Dataset extract:
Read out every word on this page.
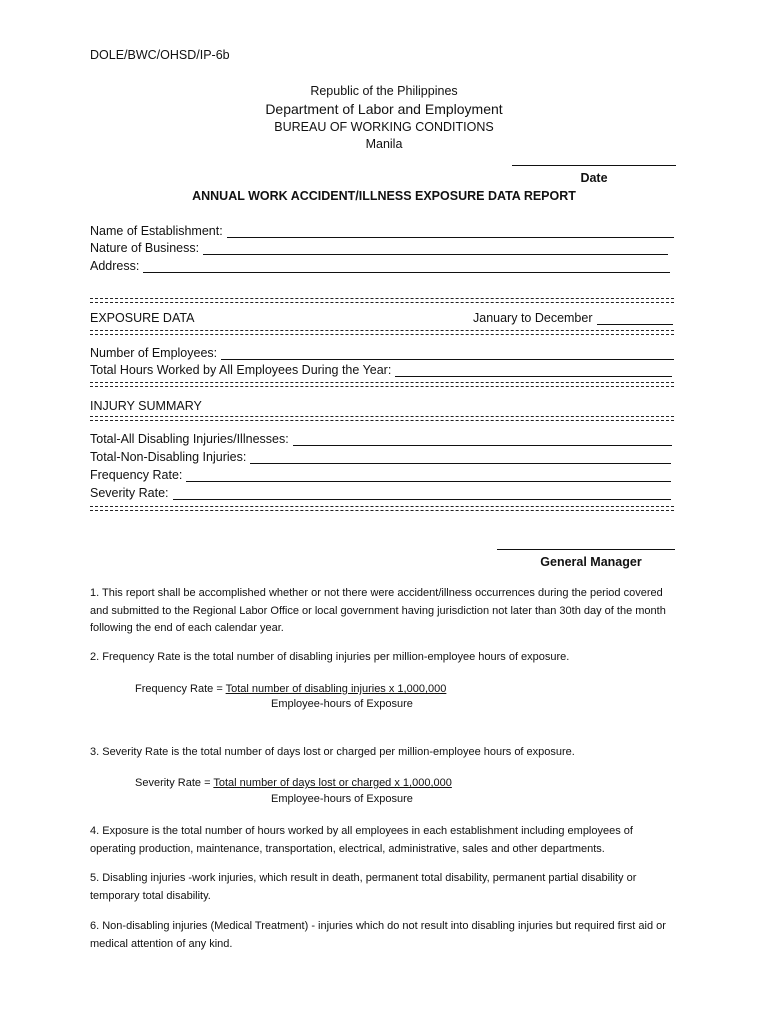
DOLE/BWC/OHSD/IP-6b
Republic of the Philippines
Department of Labor and Employment
BUREAU OF WORKING CONDITIONS
Manila
Date
ANNUAL WORK ACCIDENT/ILLNESS EXPOSURE DATA REPORT
Name of Establishment:
Nature of Business:
Address:
EXPOSURE DATA	January to December
Number of Employees:
Total Hours Worked by All Employees During the Year:
INJURY SUMMARY
Total-All Disabling Injuries/Illnesses:
Total-Non-Disabling Injuries:
Frequency Rate:
Severity Rate:
General Manager
1. This report shall be accomplished whether or not there were accident/illness occurrences during the period covered and submitted to the Regional Labor Office or local government having jurisdiction not later than 30th day of the month following the end of each calendar year.
2. Frequency Rate is the total number of disabling injuries per million-employee hours of exposure.
Frequency Rate = Total number of disabling injuries x 1,000,000
Employee-hours of Exposure
3. Severity Rate is the total number of days lost or charged per million-employee hours of exposure.
Severity Rate = Total number of days lost or charged x 1,000,000
Employee-hours of Exposure
4. Exposure is the total number of hours worked by all employees in each establishment including employees of operating production, maintenance, transportation, electrical, administrative, sales and other departments.
5. Disabling injuries -work injuries, which result in death, permanent total disability, permanent partial disability or temporary total disability.
6. Non-disabling injuries (Medical Treatment) - injuries which do not result into disabling injuries but required first aid or medical attention of any kind.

Requirement: Return each line of the data that contains the string "days".

Problem solution:
3. Severity Rate is the total number of days lost or charged per million-employee hours of exposure.
Severity Rate = Total number of days lost or charged x 1,000,000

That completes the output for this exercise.